Your task
Since each line must match the original, copy out the records with no differences at all.

Data for this task
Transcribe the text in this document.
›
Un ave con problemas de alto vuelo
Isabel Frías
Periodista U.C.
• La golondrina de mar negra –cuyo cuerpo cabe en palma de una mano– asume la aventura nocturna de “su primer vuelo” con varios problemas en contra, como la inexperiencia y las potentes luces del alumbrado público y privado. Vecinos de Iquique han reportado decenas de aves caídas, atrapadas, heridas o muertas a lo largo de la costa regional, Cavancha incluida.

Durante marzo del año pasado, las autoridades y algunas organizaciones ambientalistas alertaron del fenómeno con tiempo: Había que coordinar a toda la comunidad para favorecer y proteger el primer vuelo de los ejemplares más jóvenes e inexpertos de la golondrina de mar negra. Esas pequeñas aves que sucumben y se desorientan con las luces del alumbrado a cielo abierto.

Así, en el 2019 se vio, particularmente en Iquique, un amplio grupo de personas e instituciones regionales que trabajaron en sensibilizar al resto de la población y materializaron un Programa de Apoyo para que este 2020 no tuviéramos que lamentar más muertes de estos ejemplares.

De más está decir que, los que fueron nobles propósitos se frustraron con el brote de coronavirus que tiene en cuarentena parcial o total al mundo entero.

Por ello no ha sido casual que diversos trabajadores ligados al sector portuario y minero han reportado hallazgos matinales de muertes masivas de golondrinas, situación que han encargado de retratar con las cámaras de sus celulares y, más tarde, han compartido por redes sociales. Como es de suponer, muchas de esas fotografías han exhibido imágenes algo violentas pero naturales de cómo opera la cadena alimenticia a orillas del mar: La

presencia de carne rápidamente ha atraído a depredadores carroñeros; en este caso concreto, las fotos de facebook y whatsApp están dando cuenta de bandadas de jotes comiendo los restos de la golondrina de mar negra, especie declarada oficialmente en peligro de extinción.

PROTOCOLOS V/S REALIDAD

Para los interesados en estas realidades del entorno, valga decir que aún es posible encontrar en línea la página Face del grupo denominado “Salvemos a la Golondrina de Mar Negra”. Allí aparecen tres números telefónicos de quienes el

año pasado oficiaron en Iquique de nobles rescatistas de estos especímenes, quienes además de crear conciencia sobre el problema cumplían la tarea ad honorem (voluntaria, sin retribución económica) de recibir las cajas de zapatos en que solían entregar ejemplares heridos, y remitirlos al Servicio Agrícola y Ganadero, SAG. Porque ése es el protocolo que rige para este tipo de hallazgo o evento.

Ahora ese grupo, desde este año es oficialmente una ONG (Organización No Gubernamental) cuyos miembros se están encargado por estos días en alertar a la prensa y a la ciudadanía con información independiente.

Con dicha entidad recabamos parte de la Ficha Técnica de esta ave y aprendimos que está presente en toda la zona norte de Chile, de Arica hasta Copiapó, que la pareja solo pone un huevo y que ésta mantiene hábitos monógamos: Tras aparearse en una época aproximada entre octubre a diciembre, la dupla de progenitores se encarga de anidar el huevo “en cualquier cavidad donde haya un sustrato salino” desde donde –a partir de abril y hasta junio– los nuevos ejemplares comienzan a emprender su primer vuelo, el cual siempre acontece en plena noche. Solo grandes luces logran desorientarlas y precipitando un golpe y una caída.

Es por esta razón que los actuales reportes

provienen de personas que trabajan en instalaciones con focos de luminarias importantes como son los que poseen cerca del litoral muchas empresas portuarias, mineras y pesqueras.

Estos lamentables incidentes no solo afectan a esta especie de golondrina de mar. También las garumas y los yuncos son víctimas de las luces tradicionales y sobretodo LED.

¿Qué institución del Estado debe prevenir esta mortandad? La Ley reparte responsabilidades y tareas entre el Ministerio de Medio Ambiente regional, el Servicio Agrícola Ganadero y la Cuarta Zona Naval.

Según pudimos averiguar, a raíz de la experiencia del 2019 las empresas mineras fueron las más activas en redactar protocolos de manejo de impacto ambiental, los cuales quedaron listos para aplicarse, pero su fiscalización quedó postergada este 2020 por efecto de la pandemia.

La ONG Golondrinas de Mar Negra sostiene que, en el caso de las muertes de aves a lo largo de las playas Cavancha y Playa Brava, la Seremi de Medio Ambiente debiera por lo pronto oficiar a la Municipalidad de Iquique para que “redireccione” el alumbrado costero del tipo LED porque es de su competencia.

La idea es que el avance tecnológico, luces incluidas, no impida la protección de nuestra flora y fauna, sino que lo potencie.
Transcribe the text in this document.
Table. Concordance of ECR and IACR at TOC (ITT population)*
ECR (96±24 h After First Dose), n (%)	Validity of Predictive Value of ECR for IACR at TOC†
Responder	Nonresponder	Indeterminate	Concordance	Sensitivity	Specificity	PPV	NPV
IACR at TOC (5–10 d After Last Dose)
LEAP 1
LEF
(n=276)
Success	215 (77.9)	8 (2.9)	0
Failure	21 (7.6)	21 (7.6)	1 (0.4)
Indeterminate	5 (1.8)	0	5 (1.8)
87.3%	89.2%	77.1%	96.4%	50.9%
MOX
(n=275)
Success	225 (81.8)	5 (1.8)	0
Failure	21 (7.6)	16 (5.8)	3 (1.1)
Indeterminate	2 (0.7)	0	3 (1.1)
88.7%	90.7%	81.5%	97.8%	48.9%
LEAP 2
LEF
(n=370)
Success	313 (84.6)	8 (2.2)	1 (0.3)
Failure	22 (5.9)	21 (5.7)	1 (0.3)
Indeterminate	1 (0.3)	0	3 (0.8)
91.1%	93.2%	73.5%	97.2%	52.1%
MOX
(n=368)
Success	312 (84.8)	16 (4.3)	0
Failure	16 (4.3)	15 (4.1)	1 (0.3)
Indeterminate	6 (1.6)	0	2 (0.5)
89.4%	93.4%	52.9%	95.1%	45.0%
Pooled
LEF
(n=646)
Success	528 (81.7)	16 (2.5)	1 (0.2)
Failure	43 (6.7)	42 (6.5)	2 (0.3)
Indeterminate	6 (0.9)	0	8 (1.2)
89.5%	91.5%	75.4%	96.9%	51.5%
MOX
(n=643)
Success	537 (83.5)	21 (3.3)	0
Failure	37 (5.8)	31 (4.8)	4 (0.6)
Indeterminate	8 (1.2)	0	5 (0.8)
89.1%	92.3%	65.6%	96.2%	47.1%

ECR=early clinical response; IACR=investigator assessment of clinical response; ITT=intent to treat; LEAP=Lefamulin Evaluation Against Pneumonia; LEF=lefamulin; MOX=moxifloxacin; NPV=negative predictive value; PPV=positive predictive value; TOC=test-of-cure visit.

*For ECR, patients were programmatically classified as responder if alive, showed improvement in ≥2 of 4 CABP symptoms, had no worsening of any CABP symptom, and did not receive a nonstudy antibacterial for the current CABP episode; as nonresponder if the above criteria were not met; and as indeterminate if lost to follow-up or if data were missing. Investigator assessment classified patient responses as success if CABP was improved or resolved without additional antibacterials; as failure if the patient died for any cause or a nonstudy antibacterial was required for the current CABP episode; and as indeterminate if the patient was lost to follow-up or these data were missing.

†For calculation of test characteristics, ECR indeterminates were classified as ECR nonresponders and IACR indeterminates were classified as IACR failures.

Answer section
Transcribe the text in this document.
›
Un ave con problemas de alto vuelo
Isabel Frías
Periodista U.C.
• La golondrina de mar negra –cuyo cuerpo cabe en palma de una mano– asume la aventura nocturna de “su primer vuelo” con varios problemas en contra, como la inexperiencia y las potentes luces del alumbrado público y privado. Vecinos de Iquique han reportado decenas de aves caídas, atrapadas, heridas o muertas a lo largo de la costa regional, Cavancha incluida.

Durante marzo del año pasado, las autoridades y algunas organizaciones ambientalistas alertaron del fenómeno con tiempo: Había que coordinar a toda la comunidad para favorecer y proteger el primer vuelo de los ejemplares más jóvenes e inexpertos de la golondrina de mar negra. Esas pequeñas aves que sucumben y se desorientan con las luces del alumbrado a cielo abierto.

Así, en el 2019 se vio, particularmente en Iquique, un amplio grupo de personas e instituciones regionales que trabajaron en sensibilizar al resto de la población y materializaron un Programa de Apoyo para que este 2020 no tuviéramos que lamentar más muertes de estos ejemplares.

De más está decir que, los que fueron nobles propósitos se frustraron con el brote de coronavirus que tiene en cuarentena parcial o total al mundo entero.

Por ello no ha sido casual que diversos trabajadores ligados al sector portuario y minero han reportado hallazgos matinales de muertes masivas de golondrinas, situación que han encargado de retratar con las cámaras de sus celulares y, más tarde, han compartido por redes sociales. Como es de suponer, muchas de esas fotografías han exhibido imágenes algo violentas pero naturales de cómo opera la cadena alimenticia a orillas del mar: La

presencia de carne rápidamente ha atraído a depredadores carroñeros; en este caso concreto, las fotos de facebook y whatsApp están dando cuenta de bandadas de jotes comiendo los restos de la golondrina de mar negra, especie declarada oficialmente en peligro de extinción.

PROTOCOLOS V/S REALIDAD

Para los interesados en estas realidades del entorno, valga decir que aún es posible encontrar en línea la página Face del grupo denominado “Salvemos a la Golondrina de Mar Negra”. Allí aparecen tres números telefónicos de quienes el

año pasado oficiaron en Iquique de nobles rescatistas de estos especímenes, quienes además de crear conciencia sobre el problema cumplían la tarea ad honorem (voluntaria, sin retribución económica) de recibir las cajas de zapatos en que solían entregar ejemplares heridos, y remitirlos al Servicio Agrícola y Ganadero, SAG. Porque ése es el protocolo que rige para este tipo de hallazgo o evento.

Ahora ese grupo, desde este año es oficialmente una ONG (Organización No Gubernamental) cuyos miembros se están encargado por estos días en alertar a la prensa y a la ciudadanía con información independiente.

Con dicha entidad recabamos parte de la Ficha Técnica de esta ave y aprendimos que está presente en toda la zona norte de Chile, de Arica hasta Copiapó, que la pareja solo pone un huevo y que ésta mantiene hábitos monógamos: Tras aparearse en una época aproximada entre octubre a diciembre, la dupla de progenitores se encarga de anidar el huevo “en cualquier cavidad donde haya un sustrato salino” desde donde –a partir de abril y hasta junio– los nuevos ejemplares comienzan a emprender su primer vuelo, el cual siempre acontece en plena noche. Solo grandes luces logran desorientarlas y precipitando un golpe y una caída.

Es por esta razón que los actuales reportes

provienen de personas que trabajan en instalaciones con focos de luminarias importantes como son los que poseen cerca del litoral muchas empresas portuarias, mineras y pesqueras.

Estos lamentables incidentes no solo afectan a esta especie de golondrina de mar. También las garumas y los yuncos son víctimas de las luces tradicionales y sobretodo LED.

¿Qué institución del Estado debe prevenir esta mortandad? La Ley reparte responsabilidades y tareas entre el Ministerio de Medio Ambiente regional, el Servicio Agrícola Ganadero y la Cuarta Zona Naval.

Según pudimos averiguar, a raíz de la experiencia del 2019 las empresas mineras fueron las más activas en redactar protocolos de manejo de impacto ambiental, los cuales quedaron listos para aplicarse, pero su fiscalización quedó postergada este 2020 por efecto de la pandemia.

La ONG Golondrinas de Mar Negra sostiene que, en el caso de las muertes de aves a lo largo de las playas Cavancha y Playa Brava, la Seremi de Medio Ambiente debiera por lo pronto oficiar a la Municipalidad de Iquique para que “redireccione” el alumbrado costero del tipo LED porque es de su competencia.

La idea es que el avance tecnológico, luces incluidas, no impida la protección de nuestra flora y fauna, sino que lo potencie.
Transcribe the text in this document.
Table. Concordance of ECR and IACR at TOC (ITT population)*
ECR (96±24 h After First Dose), n (%)	Validity of Predictive Value of ECR for IACR at TOC†
Responder	Nonresponder	Indeterminate	Concordance	Sensitivity	Specificity	PPV	NPV
IACR at TOC (5–10 d After Last Dose)
LEAP 1
LEF
(n=276)
Success	215 (77.9)	8 (2.9)	0
Failure	21 (7.6)	21 (7.6)	1 (0.4)
Indeterminate	5 (1.8)	0	5 (1.8)
87.3%	89.2%	77.1%	96.4%	50.9%
MOX
(n=275)
Success	225 (81.8)	5 (1.8)	0
Failure	21 (7.6)	16 (5.8)	3 (1.1)
Indeterminate	2 (0.7)	0	3 (1.1)
88.7%	90.7%	81.5%	97.8%	48.9%
LEAP 2
LEF
(n=370)
Success	313 (84.6)	8 (2.2)	1 (0.3)
Failure	22 (5.9)	21 (5.7)	1 (0.3)
Indeterminate	1 (0.3)	0	3 (0.8)
91.1%	93.2%	73.5%	97.2%	52.1%
MOX
(n=368)
Success	312 (84.8)	16 (4.3)	0
Failure	16 (4.3)	15 (4.1)	1 (0.3)
Indeterminate	6 (1.6)	0	2 (0.5)
89.4%	93.4%	52.9%	95.1%	45.0%
Pooled
LEF
(n=646)
Success	528 (81.7)	16 (2.5)	1 (0.2)
Failure	43 (6.7)	42 (6.5)	2 (0.3)
Indeterminate	6 (0.9)	0	8 (1.2)
89.5%	91.5%	75.4%	96.9%	51.5%
MOX
(n=643)
Success	537 (83.5)	21 (3.3)	0
Failure	37 (5.8)	31 (4.8)	4 (0.6)
Indeterminate	8 (1.2)	0	5 (0.8)
89.1%	92.3%	65.6%	96.2%	47.1%

ECR=early clinical response; IACR=investigator assessment of clinical response; ITT=intent to treat; LEAP=Lefamulin Evaluation Against Pneumonia; LEF=lefamulin; MOX=moxifloxacin; NPV=negative predictive value; PPV=positive predictive value; TOC=test-of-cure visit.

*For ECR, patients were programmatically classified as responder if alive, showed improvement in ≥2 of 4 CABP symptoms, had no worsening of any CABP symptom, and did not receive a nonstudy antibacterial for the current CABP episode; as nonresponder if the above criteria were not met; and as indeterminate if lost to follow-up or if data were missing. Investigator assessment classified patient responses as success if CABP was improved or resolved without additional antibacterials; as failure if the patient died for any cause or a nonstudy antibacterial was required for the current CABP episode; and as indeterminate if the patient was lost to follow-up or these data were missing.

†For calculation of test characteristics, ECR indeterminates were classified as ECR nonresponders and IACR indeterminates were classified as IACR failures.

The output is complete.